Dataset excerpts
──────────

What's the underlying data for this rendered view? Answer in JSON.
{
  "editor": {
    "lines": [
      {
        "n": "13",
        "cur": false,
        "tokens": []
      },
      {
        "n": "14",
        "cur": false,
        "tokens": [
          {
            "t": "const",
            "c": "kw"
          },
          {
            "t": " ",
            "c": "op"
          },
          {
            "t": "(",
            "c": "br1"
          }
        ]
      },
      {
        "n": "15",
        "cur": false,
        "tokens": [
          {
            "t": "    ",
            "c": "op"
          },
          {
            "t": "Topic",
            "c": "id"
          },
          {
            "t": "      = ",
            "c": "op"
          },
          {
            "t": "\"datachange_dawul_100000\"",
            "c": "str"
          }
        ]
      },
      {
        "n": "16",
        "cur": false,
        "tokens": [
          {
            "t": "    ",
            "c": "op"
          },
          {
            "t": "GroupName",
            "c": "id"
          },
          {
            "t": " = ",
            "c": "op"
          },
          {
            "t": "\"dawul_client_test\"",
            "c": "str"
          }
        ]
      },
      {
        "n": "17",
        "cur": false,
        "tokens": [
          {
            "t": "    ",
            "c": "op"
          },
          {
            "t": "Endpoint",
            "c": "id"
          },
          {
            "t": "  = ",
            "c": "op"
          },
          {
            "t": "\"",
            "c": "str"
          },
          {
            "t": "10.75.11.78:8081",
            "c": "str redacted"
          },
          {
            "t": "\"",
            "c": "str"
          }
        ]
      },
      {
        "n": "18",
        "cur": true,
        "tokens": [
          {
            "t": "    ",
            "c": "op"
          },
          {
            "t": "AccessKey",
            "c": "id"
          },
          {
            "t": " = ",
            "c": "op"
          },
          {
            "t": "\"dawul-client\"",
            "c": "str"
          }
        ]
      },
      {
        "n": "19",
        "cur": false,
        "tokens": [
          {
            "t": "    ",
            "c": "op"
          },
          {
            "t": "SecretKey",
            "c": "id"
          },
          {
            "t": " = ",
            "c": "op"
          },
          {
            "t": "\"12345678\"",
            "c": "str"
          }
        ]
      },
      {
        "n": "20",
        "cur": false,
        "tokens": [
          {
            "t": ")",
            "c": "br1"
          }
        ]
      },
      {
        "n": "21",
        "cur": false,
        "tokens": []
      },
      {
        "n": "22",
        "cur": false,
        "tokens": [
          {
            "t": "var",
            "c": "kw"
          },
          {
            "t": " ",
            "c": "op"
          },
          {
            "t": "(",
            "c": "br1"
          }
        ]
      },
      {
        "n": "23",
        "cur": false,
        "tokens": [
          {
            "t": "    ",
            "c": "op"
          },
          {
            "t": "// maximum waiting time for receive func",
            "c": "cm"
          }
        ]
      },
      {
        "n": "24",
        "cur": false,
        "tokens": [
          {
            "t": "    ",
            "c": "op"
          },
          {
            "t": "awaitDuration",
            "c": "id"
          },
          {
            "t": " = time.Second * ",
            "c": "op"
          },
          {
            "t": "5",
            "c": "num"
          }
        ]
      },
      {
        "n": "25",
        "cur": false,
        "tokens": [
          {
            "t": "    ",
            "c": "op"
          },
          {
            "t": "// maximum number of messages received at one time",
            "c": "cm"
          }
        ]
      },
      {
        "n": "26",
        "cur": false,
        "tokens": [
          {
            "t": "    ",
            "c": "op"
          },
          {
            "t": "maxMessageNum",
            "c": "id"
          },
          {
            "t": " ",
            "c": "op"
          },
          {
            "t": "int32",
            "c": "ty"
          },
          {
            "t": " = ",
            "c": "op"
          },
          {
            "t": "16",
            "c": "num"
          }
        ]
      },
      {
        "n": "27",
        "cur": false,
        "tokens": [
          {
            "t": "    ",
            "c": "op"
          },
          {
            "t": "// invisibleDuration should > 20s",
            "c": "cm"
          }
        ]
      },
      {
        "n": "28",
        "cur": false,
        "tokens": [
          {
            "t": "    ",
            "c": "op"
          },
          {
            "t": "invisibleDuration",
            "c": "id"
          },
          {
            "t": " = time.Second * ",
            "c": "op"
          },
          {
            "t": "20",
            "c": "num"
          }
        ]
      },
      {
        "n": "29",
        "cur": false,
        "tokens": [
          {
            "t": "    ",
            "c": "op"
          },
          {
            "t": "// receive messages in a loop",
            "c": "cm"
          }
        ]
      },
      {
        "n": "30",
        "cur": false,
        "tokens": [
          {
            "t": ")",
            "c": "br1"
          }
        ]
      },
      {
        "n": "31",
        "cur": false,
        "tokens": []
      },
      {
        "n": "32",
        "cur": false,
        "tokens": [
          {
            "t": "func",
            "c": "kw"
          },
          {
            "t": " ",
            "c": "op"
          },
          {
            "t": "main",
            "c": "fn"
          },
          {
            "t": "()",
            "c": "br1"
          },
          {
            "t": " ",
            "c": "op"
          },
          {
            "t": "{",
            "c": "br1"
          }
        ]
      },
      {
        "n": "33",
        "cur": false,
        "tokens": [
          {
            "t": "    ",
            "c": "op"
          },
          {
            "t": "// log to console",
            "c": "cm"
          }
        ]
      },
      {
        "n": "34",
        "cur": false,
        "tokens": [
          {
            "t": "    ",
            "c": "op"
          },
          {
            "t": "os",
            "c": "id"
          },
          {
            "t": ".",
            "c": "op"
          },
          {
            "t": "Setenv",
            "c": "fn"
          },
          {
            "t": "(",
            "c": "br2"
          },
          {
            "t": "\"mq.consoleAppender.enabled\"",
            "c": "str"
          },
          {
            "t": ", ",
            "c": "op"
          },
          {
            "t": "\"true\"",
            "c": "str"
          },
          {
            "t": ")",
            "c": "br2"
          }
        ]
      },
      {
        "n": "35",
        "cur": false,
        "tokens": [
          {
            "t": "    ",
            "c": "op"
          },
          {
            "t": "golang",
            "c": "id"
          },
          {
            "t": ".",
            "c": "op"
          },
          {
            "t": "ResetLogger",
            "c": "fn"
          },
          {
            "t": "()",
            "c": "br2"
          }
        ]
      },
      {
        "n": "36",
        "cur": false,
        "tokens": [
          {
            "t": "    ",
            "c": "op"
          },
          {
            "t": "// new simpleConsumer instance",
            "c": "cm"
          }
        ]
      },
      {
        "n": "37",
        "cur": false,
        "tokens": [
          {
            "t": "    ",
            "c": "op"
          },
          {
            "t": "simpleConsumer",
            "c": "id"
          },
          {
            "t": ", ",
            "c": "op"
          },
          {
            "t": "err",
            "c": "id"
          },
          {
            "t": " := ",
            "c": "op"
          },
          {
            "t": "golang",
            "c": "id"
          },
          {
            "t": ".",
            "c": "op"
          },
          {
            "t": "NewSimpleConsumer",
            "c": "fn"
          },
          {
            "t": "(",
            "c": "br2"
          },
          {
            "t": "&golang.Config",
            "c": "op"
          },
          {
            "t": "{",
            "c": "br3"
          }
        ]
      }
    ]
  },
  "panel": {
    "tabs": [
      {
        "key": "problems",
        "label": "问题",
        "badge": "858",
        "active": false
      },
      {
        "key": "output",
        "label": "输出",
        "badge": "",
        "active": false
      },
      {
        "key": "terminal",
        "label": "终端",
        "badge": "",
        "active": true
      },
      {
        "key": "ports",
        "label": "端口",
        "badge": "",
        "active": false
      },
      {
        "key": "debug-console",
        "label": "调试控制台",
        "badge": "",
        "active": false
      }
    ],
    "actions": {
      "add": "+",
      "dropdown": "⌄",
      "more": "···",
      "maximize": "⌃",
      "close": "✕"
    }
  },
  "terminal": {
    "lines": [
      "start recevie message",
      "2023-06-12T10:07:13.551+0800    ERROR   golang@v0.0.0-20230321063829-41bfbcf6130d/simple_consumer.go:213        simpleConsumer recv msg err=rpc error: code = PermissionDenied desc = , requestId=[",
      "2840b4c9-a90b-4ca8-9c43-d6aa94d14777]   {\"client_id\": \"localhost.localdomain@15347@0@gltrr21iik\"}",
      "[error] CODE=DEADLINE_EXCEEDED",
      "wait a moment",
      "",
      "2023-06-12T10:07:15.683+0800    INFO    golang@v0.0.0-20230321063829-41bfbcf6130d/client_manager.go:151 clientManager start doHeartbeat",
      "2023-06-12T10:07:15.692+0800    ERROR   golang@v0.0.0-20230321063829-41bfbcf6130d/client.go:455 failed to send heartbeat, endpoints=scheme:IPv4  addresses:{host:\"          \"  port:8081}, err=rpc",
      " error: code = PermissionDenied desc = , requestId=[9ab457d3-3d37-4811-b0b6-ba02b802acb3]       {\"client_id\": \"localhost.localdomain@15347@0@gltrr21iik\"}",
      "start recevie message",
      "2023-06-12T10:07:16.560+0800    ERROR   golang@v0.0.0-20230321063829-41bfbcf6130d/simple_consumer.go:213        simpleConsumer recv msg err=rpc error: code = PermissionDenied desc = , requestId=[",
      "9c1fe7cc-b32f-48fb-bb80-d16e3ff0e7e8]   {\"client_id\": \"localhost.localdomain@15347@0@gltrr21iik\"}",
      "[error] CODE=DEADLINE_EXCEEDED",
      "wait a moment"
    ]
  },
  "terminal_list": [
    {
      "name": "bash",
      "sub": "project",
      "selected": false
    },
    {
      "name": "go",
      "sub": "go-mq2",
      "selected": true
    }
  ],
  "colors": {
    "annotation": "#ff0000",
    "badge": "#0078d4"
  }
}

──────────

## TASK BRIEF
Isolate the lines above that contain the word "invisibleDuration" and copy them.

## REPLY
            "t": "// invisibleDuration should > 20s",
            "t": "invisibleDuration",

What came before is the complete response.